-- start of DATA SUPPLIED --

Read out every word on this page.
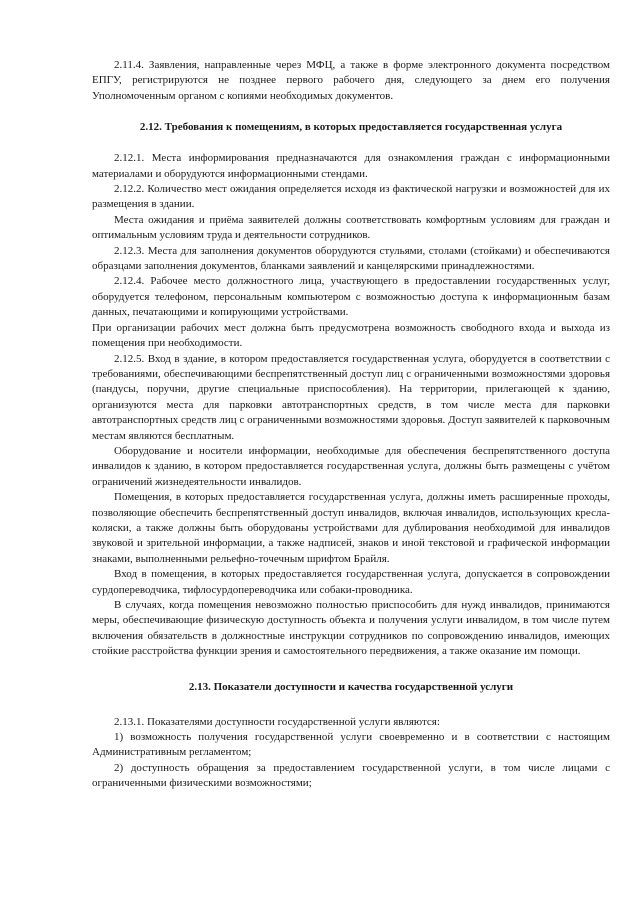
2.11.4. Заявления, направленные через МФЦ, а также в форме электронного документа посредством ЕПГУ, регистрируются не позднее первого рабочего дня, следующего за днем его получения Уполномоченным органом с копиями необходимых документов.

2.12. Требования к помещениям, в которых предоставляется государственная услуга

2.12.1. Места информирования предназначаются для ознакомления граждан с информационными материалами и оборудуются информационными стендами.

2.12.2. Количество мест ожидания определяется исходя из фактической нагрузки и возможностей для их размещения в здании.

Места ожидания и приёма заявителей должны соответствовать комфортным условиям для граждан и оптимальным условиям труда и деятельности сотрудников.

2.12.3. Места для заполнения документов оборудуются стульями, столами (стойками) и обеспечиваются образцами заполнения документов, бланками заявлений и канцелярскими принадлежностями.

2.12.4. Рабочее место должностного лица, участвующего в предоставлении государственных услуг, оборудуется телефоном, персональным компьютером с возможностью доступа к информационным базам данных, печатающими и копирующими устройствами.

При организации рабочих мест должна быть предусмотрена возможность свободного входа и выхода из помещения при необходимости.

2.12.5. Вход в здание, в котором предоставляется государственная услуга, оборудуется в соответствии с требованиями, обеспечивающими беспрепятственный доступ лиц с ограниченными возможностями здоровья (пандусы, поручни, другие специальные приспособления). На территории, прилегающей к зданию, организуются места для парковки автотранспортных средств, в том числе места для парковки автотранспортных средств лиц с ограниченными возможностями здоровья. Доступ заявителей к парковочным местам являются бесплатным.

Оборудование и носители информации, необходимые для обеспечения беспрепятственного доступа инвалидов к зданию, в котором предоставляется государственная услуга, должны быть размещены с учётом ограничений жизнедеятельности инвалидов.

Помещения, в которых предоставляется государственная услуга, должны иметь расширенные проходы, позволяющие обеспечить беспрепятственный доступ инвалидов, включая инвалидов, использующих кресла-коляски, а также должны быть оборудованы устройствами для дублирования необходимой для инвалидов звуковой и зрительной информации, а также надписей, знаков и иной текстовой и графической информации знаками, выполненными рельефно-точечным шрифтом Брайля.

Вход в помещения, в которых предоставляется государственная услуга, допускается в сопровождении сурдопереводчика, тифлосурдопереводчика или собаки-проводника.

В случаях, когда помещения невозможно полностью приспособить для нужд инвалидов, принимаются меры, обеспечивающие физическую доступность объекта и получения услуги инвалидом, в том числе путем включения обязательств в должностные инструкции сотрудников по сопровождению инвалидов, имеющих стойкие расстройства функции зрения и самостоятельного передвижения, а также оказание им помощи.

2.13. Показатели доступности и качества государственной услуги

2.13.1. Показателями доступности государственной услуги являются:

1) возможность получения государственной услуги своевременно и в соответствии с настоящим Административным регламентом;

2) доступность обращения за предоставлением государственной услуги, в том числе лицами с ограниченными физическими возможностями;
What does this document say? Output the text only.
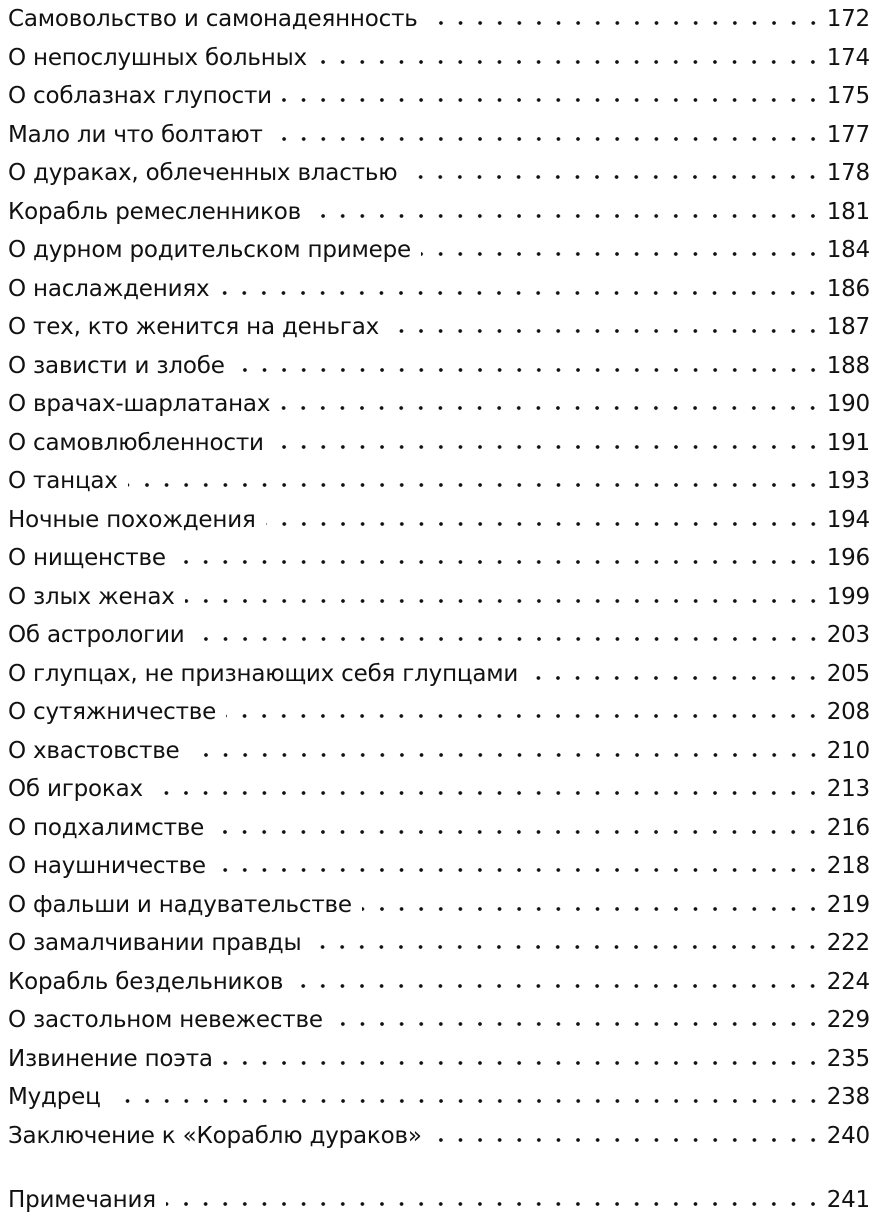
Самовольство и самонадеянность	172
О непослушных больных	174
О соблазнах глупости	175
Мало ли что болтают	177
О дураках, облеченных властью	178
Корабль ремесленников	181
О дурном родительском примере	184
О наслаждениях	186
О тех, кто женится на деньгах	187
О зависти и злобе	188
О врачах-шарлатанах	190
О самовлюбленности	191
О танцах	193
Ночные похождения	194
О нищенстве	196
О злых женах	199
Об астрологии	203
О глупцах, не признающих себя глупцами	205
О сутяжничестве	208
О хвастовстве	210
Об игроках	213
О подхалимстве	216
О наушничестве	218
О фальши и надувательстве	219
О замалчивании правды	222
Корабль бездельников	224
О застольном невежестве	229
Извинение поэта	235
Мудрец	238
Заключение к «Кораблю дураков»	240
Примечания	241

-- end of DATA SUPPLIED --

• _WHAT NEEDS TO BE DONE_
Print the records above exactly as they stand, but leave out the pictures.

• _EXERCISE OUTPUT_
Read out every word on this page.
2.11.4. Заявления, направленные через МФЦ, а также в форме электронного документа посредством ЕПГУ, регистрируются не позднее первого рабочего дня, следующего за днем его получения Уполномоченным органом с копиями необходимых документов.

2.12. Требования к помещениям, в которых предоставляется государственная услуга

2.12.1. Места информирования предназначаются для ознакомления граждан с информационными материалами и оборудуются информационными стендами.

2.12.2. Количество мест ожидания определяется исходя из фактической нагрузки и возможностей для их размещения в здании.

Места ожидания и приёма заявителей должны соответствовать комфортным условиям для граждан и оптимальным условиям труда и деятельности сотрудников.

2.12.3. Места для заполнения документов оборудуются стульями, столами (стойками) и обеспечиваются образцами заполнения документов, бланками заявлений и канцелярскими принадлежностями.

2.12.4. Рабочее место должностного лица, участвующего в предоставлении государственных услуг, оборудуется телефоном, персональным компьютером с возможностью доступа к информационным базам данных, печатающими и копирующими устройствами.

При организации рабочих мест должна быть предусмотрена возможность свободного входа и выхода из помещения при необходимости.

2.12.5. Вход в здание, в котором предоставляется государственная услуга, оборудуется в соответствии с требованиями, обеспечивающими беспрепятственный доступ лиц с ограниченными возможностями здоровья (пандусы, поручни, другие специальные приспособления). На территории, прилегающей к зданию, организуются места для парковки автотранспортных средств, в том числе места для парковки автотранспортных средств лиц с ограниченными возможностями здоровья. Доступ заявителей к парковочным местам являются бесплатным.

Оборудование и носители информации, необходимые для обеспечения беспрепятственного доступа инвалидов к зданию, в котором предоставляется государственная услуга, должны быть размещены с учётом ограничений жизнедеятельности инвалидов.

Помещения, в которых предоставляется государственная услуга, должны иметь расширенные проходы, позволяющие обеспечить беспрепятственный доступ инвалидов, включая инвалидов, использующих кресла-коляски, а также должны быть оборудованы устройствами для дублирования необходимой для инвалидов звуковой и зрительной информации, а также надписей, знаков и иной текстовой и графической информации знаками, выполненными рельефно-точечным шрифтом Брайля.

Вход в помещения, в которых предоставляется государственная услуга, допускается в сопровождении сурдопереводчика, тифлосурдопереводчика или собаки-проводника.

В случаях, когда помещения невозможно полностью приспособить для нужд инвалидов, принимаются меры, обеспечивающие физическую доступность объекта и получения услуги инвалидом, в том числе путем включения обязательств в должностные инструкции сотрудников по сопровождению инвалидов, имеющих стойкие расстройства функции зрения и самостоятельного передвижения, а также оказание им помощи.

2.13. Показатели доступности и качества государственной услуги

2.13.1. Показателями доступности государственной услуги являются:

1) возможность получения государственной услуги своевременно и в соответствии с настоящим Административным регламентом;

2) доступность обращения за предоставлением государственной услуги, в том числе лицами с ограниченными физическими возможностями;
What does this document say? Output the text only.
Самовольство и самонадеянность	172
О непослушных больных	174
О соблазнах глупости	175
Мало ли что болтают	177
О дураках, облеченных властью	178
Корабль ремесленников	181
О дурном родительском примере	184
О наслаждениях	186
О тех, кто женится на деньгах	187
О зависти и злобе	188
О врачах-шарлатанах	190
О самовлюбленности	191
О танцах	193
Ночные похождения	194
О нищенстве	196
О злых женах	199
Об астрологии	203
О глупцах, не признающих себя глупцами	205
О сутяжничестве	208
О хвастовстве	210
Об игроках	213
О подхалимстве	216
О наушничестве	218
О фальши и надувательстве	219
О замалчивании правды	222
Корабль бездельников	224
О застольном невежестве	229
Извинение поэта	235
Мудрец	238
Заключение к «Кораблю дураков»	240
Примечания	241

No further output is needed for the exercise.